Exercise >> Pull every line holding the string "millones" from the records below.

Records from a collection

======

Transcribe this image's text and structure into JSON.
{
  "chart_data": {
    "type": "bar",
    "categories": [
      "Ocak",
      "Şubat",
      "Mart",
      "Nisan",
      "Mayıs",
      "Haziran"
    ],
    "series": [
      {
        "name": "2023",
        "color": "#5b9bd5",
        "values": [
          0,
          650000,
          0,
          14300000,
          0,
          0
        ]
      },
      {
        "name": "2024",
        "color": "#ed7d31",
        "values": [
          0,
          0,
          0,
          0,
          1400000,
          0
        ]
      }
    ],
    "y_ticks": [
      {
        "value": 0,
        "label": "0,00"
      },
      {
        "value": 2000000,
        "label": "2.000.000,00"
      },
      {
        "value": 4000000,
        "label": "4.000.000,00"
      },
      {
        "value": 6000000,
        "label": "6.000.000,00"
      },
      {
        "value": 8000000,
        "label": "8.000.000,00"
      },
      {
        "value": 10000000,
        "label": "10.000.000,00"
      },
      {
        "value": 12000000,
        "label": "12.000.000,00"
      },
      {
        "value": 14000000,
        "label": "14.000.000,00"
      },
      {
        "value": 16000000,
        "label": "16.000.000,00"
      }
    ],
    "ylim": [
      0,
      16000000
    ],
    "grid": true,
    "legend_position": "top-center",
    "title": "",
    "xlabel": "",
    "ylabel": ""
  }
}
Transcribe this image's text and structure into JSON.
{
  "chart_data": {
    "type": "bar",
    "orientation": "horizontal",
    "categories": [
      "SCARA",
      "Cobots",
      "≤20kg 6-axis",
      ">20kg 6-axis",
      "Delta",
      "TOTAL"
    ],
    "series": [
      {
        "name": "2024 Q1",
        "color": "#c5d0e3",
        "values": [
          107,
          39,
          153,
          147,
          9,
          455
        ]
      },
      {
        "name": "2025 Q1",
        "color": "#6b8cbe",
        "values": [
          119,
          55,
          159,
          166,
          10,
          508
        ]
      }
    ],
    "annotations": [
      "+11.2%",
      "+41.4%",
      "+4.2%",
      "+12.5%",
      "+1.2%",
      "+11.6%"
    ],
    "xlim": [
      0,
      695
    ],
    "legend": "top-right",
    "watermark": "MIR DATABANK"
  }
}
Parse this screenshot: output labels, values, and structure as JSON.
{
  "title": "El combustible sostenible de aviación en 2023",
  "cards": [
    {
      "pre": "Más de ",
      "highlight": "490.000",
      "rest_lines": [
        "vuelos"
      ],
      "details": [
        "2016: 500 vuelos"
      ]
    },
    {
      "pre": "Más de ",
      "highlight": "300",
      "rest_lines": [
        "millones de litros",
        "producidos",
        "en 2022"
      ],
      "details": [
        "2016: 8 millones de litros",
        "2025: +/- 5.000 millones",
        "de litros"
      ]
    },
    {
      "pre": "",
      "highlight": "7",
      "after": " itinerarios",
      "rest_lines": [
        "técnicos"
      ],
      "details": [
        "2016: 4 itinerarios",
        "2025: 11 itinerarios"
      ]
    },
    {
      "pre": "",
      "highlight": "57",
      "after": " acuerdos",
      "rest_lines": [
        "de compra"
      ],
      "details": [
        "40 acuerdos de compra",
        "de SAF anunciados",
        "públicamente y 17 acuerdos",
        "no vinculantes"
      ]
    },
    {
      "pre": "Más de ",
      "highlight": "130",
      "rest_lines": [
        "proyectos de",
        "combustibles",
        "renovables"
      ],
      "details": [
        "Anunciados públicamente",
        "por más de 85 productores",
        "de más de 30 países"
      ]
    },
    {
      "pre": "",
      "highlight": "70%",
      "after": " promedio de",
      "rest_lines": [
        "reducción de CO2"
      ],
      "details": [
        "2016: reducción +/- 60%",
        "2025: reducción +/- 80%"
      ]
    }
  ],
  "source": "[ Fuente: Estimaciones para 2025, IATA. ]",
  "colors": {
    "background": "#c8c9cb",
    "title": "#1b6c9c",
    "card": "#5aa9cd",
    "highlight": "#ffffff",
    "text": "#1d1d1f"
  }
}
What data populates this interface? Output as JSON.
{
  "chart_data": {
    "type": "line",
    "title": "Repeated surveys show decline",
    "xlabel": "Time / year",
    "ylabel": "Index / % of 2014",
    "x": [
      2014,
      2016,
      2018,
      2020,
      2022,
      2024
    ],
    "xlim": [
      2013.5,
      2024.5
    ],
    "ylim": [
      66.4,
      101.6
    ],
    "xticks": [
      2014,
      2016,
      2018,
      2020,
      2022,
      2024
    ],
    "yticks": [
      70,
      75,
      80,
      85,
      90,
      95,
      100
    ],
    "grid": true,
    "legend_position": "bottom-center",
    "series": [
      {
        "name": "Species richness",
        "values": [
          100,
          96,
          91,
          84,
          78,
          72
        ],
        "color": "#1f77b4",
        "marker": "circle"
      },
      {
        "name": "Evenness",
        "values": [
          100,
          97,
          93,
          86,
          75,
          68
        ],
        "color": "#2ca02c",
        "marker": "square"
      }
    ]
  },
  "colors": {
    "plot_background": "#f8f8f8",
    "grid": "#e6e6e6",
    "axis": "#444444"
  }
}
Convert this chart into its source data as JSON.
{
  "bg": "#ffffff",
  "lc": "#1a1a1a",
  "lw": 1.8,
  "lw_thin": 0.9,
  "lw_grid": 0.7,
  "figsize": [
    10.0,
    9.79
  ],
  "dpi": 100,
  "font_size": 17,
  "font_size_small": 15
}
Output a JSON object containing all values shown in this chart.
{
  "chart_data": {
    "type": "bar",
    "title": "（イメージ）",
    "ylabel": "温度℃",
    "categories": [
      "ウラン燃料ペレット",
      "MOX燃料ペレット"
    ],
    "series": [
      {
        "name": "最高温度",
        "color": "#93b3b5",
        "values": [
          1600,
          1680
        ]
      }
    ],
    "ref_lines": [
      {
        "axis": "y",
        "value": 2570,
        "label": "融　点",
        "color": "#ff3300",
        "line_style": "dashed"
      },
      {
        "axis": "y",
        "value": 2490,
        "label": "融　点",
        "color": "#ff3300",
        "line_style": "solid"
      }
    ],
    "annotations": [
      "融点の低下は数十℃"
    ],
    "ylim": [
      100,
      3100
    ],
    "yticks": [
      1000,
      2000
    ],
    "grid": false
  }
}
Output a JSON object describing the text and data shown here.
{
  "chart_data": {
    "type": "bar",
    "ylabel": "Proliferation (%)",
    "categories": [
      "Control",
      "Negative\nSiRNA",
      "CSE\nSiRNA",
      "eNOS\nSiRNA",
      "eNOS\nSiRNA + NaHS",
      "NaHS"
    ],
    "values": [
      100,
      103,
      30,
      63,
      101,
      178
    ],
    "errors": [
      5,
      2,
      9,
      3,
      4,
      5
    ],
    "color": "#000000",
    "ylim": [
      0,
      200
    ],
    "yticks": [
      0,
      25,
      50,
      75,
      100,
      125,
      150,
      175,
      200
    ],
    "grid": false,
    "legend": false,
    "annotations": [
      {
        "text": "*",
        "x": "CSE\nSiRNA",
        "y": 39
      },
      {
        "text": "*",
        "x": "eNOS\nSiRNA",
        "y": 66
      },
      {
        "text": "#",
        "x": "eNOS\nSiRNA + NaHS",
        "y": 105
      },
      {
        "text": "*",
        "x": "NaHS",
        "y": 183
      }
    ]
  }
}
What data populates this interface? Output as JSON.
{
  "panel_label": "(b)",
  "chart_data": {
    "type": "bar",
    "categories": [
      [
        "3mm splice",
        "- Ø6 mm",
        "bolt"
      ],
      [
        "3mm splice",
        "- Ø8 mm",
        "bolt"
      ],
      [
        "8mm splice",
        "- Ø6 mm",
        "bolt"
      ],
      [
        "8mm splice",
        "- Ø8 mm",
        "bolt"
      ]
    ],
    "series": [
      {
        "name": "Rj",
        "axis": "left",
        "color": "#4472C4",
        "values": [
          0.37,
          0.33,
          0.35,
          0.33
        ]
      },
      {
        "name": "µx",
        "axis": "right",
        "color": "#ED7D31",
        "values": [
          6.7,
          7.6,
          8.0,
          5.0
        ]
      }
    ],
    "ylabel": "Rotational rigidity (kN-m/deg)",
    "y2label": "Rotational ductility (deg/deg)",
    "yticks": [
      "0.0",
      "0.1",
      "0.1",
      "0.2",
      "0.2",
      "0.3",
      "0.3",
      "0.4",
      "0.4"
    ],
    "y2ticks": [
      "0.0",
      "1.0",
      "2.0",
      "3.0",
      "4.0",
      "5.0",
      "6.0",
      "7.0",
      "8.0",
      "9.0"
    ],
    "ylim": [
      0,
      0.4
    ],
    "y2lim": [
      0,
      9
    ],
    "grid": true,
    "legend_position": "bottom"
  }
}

======

Result of the task >>
        "millones de litros",
        "2016: 8 millones de litros",
        "2025: +/- 5.000 millones",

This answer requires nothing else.